▶ [Goal]:
Keep every line where the word "database" appears; drop the rest.

▶ [Supplied data]:

┌──

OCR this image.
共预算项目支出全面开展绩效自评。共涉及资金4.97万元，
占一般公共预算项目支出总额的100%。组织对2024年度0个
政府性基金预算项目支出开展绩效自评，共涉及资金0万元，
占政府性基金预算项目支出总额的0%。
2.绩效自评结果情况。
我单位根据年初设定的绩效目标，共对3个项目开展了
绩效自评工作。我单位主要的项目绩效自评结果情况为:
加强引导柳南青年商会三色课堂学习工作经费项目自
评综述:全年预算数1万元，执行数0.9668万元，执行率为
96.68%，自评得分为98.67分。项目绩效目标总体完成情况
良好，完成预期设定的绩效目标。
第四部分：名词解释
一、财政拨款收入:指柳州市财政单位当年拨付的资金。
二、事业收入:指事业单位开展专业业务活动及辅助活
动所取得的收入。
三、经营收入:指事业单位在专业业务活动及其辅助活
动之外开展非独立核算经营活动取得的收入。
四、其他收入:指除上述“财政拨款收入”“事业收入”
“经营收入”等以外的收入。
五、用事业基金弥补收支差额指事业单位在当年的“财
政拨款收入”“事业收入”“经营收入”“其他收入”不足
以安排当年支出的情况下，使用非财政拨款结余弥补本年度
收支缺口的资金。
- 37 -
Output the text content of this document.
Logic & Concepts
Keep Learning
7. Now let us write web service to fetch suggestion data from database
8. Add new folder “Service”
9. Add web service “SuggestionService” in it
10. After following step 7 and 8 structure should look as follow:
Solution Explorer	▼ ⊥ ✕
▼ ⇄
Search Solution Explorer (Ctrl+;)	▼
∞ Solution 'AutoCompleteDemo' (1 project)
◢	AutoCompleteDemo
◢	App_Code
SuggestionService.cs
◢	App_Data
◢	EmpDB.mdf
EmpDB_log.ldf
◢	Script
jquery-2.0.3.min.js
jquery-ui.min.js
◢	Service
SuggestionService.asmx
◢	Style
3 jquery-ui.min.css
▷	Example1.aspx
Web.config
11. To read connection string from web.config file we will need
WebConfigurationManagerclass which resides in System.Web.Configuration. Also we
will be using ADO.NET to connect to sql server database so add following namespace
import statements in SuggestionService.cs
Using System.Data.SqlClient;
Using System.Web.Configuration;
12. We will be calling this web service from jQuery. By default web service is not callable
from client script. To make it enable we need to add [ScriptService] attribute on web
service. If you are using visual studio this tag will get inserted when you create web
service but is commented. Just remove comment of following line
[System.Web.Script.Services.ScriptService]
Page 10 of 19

└──

▶ [Reply]:
7. Now let us write web service to fetch suggestion data from database
will be using ADO.NET to connect to sql server database so add following namespace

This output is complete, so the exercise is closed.